§ **DIRECTIONS FOR THIS TASK**
Transcribe each line of the records below exactly, excluding any embedded images.

§ **ENTRIES SHOWN**

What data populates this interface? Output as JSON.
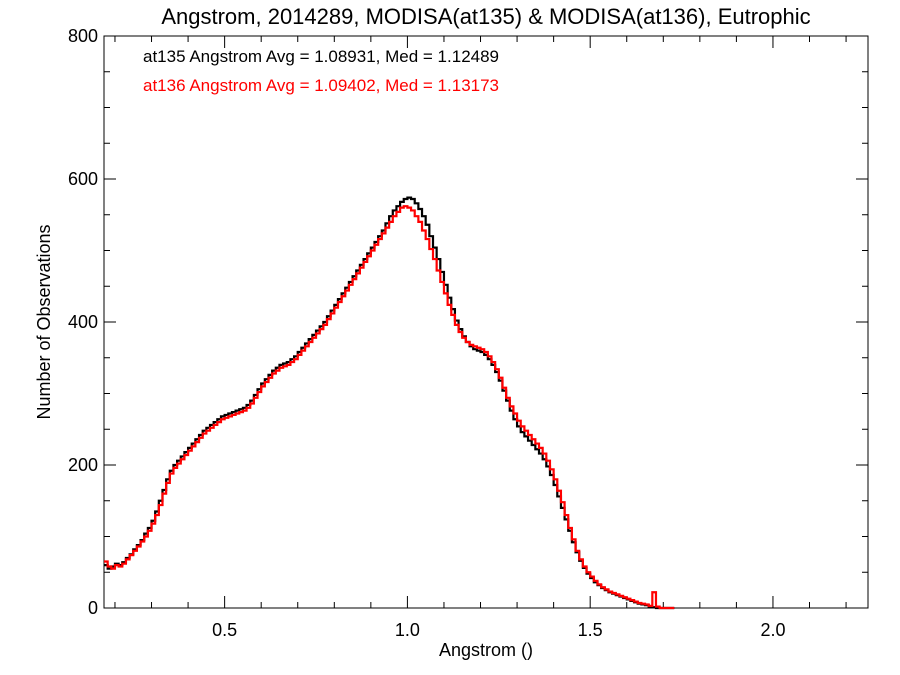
{
  "chart_data": {
    "type": "histogram-step",
    "title": "Angstrom, 2014289, MODISA(at135) & MODISA(at136), Eutrophic",
    "xlabel": "Angstrom ()",
    "ylabel": "Number of Observations",
    "xlim": [
      0.17,
      2.26
    ],
    "ylim": [
      0,
      800
    ],
    "xticks": [
      0.5,
      1.0,
      1.5,
      2.0
    ],
    "xtick_labels": [
      "0.5",
      "1.0",
      "1.5",
      "2.0"
    ],
    "yticks": [
      0,
      200,
      400,
      600,
      800
    ],
    "ytick_labels": [
      "0",
      "200",
      "400",
      "600",
      "800"
    ],
    "bin_width": 0.01,
    "grid": false,
    "legend_position": "top-left",
    "series": [
      {
        "name": "at135",
        "stats_label": "at135 Angstrom Avg = 1.08931, Med = 1.12489",
        "color": "#000000",
        "x0": 0.17,
        "values": [
          60,
          55,
          58,
          62,
          60,
          64,
          70,
          75,
          82,
          88,
          95,
          104,
          112,
          122,
          135,
          150,
          165,
          180,
          192,
          200,
          206,
          212,
          218,
          224,
          230,
          236,
          242,
          248,
          252,
          256,
          260,
          264,
          268,
          270,
          272,
          274,
          276,
          278,
          280,
          284,
          290,
          298,
          306,
          314,
          320,
          326,
          332,
          336,
          340,
          342,
          344,
          348,
          352,
          358,
          364,
          370,
          376,
          382,
          388,
          394,
          400,
          408,
          416,
          424,
          432,
          440,
          448,
          456,
          464,
          472,
          480,
          488,
          496,
          504,
          512,
          520,
          528,
          538,
          548,
          556,
          562,
          568,
          572,
          574,
          572,
          566,
          558,
          548,
          536,
          520,
          504,
          488,
          470,
          452,
          434,
          418,
          402,
          390,
          380,
          372,
          366,
          362,
          360,
          358,
          354,
          348,
          340,
          330,
          318,
          304,
          290,
          276,
          264,
          254,
          246,
          240,
          234,
          228,
          222,
          216,
          208,
          198,
          186,
          172,
          156,
          140,
          124,
          108,
          92,
          78,
          66,
          56,
          48,
          42,
          36,
          32,
          28,
          25,
          22,
          20,
          18,
          16,
          14,
          12,
          10,
          8,
          6,
          5,
          4,
          2,
          1,
          0,
          0,
          0,
          0,
          0
        ]
      },
      {
        "name": "at136",
        "stats_label": "at136 Angstrom Avg = 1.09402, Med = 1.13173",
        "color": "#ff0000",
        "x0": 0.17,
        "values": [
          65,
          58,
          55,
          60,
          58,
          62,
          68,
          74,
          80,
          86,
          93,
          100,
          108,
          118,
          130,
          144,
          160,
          175,
          188,
          196,
          202,
          208,
          214,
          220,
          226,
          232,
          238,
          244,
          248,
          252,
          256,
          260,
          264,
          266,
          268,
          270,
          272,
          274,
          276,
          280,
          286,
          294,
          302,
          310,
          316,
          322,
          328,
          332,
          336,
          338,
          340,
          344,
          348,
          354,
          360,
          366,
          372,
          378,
          384,
          390,
          396,
          404,
          412,
          420,
          428,
          436,
          444,
          452,
          460,
          468,
          476,
          484,
          492,
          500,
          508,
          516,
          524,
          532,
          540,
          548,
          554,
          560,
          562,
          560,
          556,
          548,
          540,
          528,
          516,
          502,
          488,
          472,
          456,
          440,
          424,
          410,
          396,
          386,
          378,
          372,
          368,
          366,
          364,
          362,
          358,
          352,
          344,
          334,
          322,
          308,
          294,
          282,
          272,
          262,
          254,
          248,
          242,
          236,
          230,
          224,
          216,
          206,
          194,
          180,
          164,
          148,
          130,
          112,
          96,
          80,
          68,
          58,
          50,
          44,
          38,
          33,
          29,
          26,
          23,
          21,
          19,
          17,
          15,
          13,
          11,
          9,
          7,
          6,
          5,
          3,
          22,
          2,
          0,
          0,
          0,
          0
        ]
      }
    ]
  }
}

§ **FULL SOLUTION**
What data populates this interface? Output as JSON.
{
  "chart_data": {
    "type": "histogram-step",
    "title": "Angstrom, 2014289, MODISA(at135) & MODISA(at136), Eutrophic",
    "xlabel": "Angstrom ()",
    "ylabel": "Number of Observations",
    "xlim": [
      0.17,
      2.26
    ],
    "ylim": [
      0,
      800
    ],
    "xticks": [
      0.5,
      1.0,
      1.5,
      2.0
    ],
    "xtick_labels": [
      "0.5",
      "1.0",
      "1.5",
      "2.0"
    ],
    "yticks": [
      0,
      200,
      400,
      600,
      800
    ],
    "ytick_labels": [
      "0",
      "200",
      "400",
      "600",
      "800"
    ],
    "bin_width": 0.01,
    "grid": false,
    "legend_position": "top-left",
    "series": [
      {
        "name": "at135",
        "stats_label": "at135 Angstrom Avg = 1.08931, Med = 1.12489",
        "color": "#000000",
        "x0": 0.17,
        "values": [
          60,
          55,
          58,
          62,
          60,
          64,
          70,
          75,
          82,
          88,
          95,
          104,
          112,
          122,
          135,
          150,
          165,
          180,
          192,
          200,
          206,
          212,
          218,
          224,
          230,
          236,
          242,
          248,
          252,
          256,
          260,
          264,
          268,
          270,
          272,
          274,
          276,
          278,
          280,
          284,
          290,
          298,
          306,
          314,
          320,
          326,
          332,
          336,
          340,
          342,
          344,
          348,
          352,
          358,
          364,
          370,
          376,
          382,
          388,
          394,
          400,
          408,
          416,
          424,
          432,
          440,
          448,
          456,
          464,
          472,
          480,
          488,
          496,
          504,
          512,
          520,
          528,
          538,
          548,
          556,
          562,
          568,
          572,
          574,
          572,
          566,
          558,
          548,
          536,
          520,
          504,
          488,
          470,
          452,
          434,
          418,
          402,
          390,
          380,
          372,
          366,
          362,
          360,
          358,
          354,
          348,
          340,
          330,
          318,
          304,
          290,
          276,
          264,
          254,
          246,
          240,
          234,
          228,
          222,
          216,
          208,
          198,
          186,
          172,
          156,
          140,
          124,
          108,
          92,
          78,
          66,
          56,
          48,
          42,
          36,
          32,
          28,
          25,
          22,
          20,
          18,
          16,
          14,
          12,
          10,
          8,
          6,
          5,
          4,
          2,
          1,
          0,
          0,
          0,
          0,
          0
        ]
      },
      {
        "name": "at136",
        "stats_label": "at136 Angstrom Avg = 1.09402, Med = 1.13173",
        "color": "#ff0000",
        "x0": 0.17,
        "values": [
          65,
          58,
          55,
          60,
          58,
          62,
          68,
          74,
          80,
          86,
          93,
          100,
          108,
          118,
          130,
          144,
          160,
          175,
          188,
          196,
          202,
          208,
          214,
          220,
          226,
          232,
          238,
          244,
          248,
          252,
          256,
          260,
          264,
          266,
          268,
          270,
          272,
          274,
          276,
          280,
          286,
          294,
          302,
          310,
          316,
          322,
          328,
          332,
          336,
          338,
          340,
          344,
          348,
          354,
          360,
          366,
          372,
          378,
          384,
          390,
          396,
          404,
          412,
          420,
          428,
          436,
          444,
          452,
          460,
          468,
          476,
          484,
          492,
          500,
          508,
          516,
          524,
          532,
          540,
          548,
          554,
          560,
          562,
          560,
          556,
          548,
          540,
          528,
          516,
          502,
          488,
          472,
          456,
          440,
          424,
          410,
          396,
          386,
          378,
          372,
          368,
          366,
          364,
          362,
          358,
          352,
          344,
          334,
          322,
          308,
          294,
          282,
          272,
          262,
          254,
          248,
          242,
          236,
          230,
          224,
          216,
          206,
          194,
          180,
          164,
          148,
          130,
          112,
          96,
          80,
          68,
          58,
          50,
          44,
          38,
          33,
          29,
          26,
          23,
          21,
          19,
          17,
          15,
          13,
          11,
          9,
          7,
          6,
          5,
          3,
          22,
          2,
          0,
          0,
          0,
          0
        ]
      }
    ]
  }
}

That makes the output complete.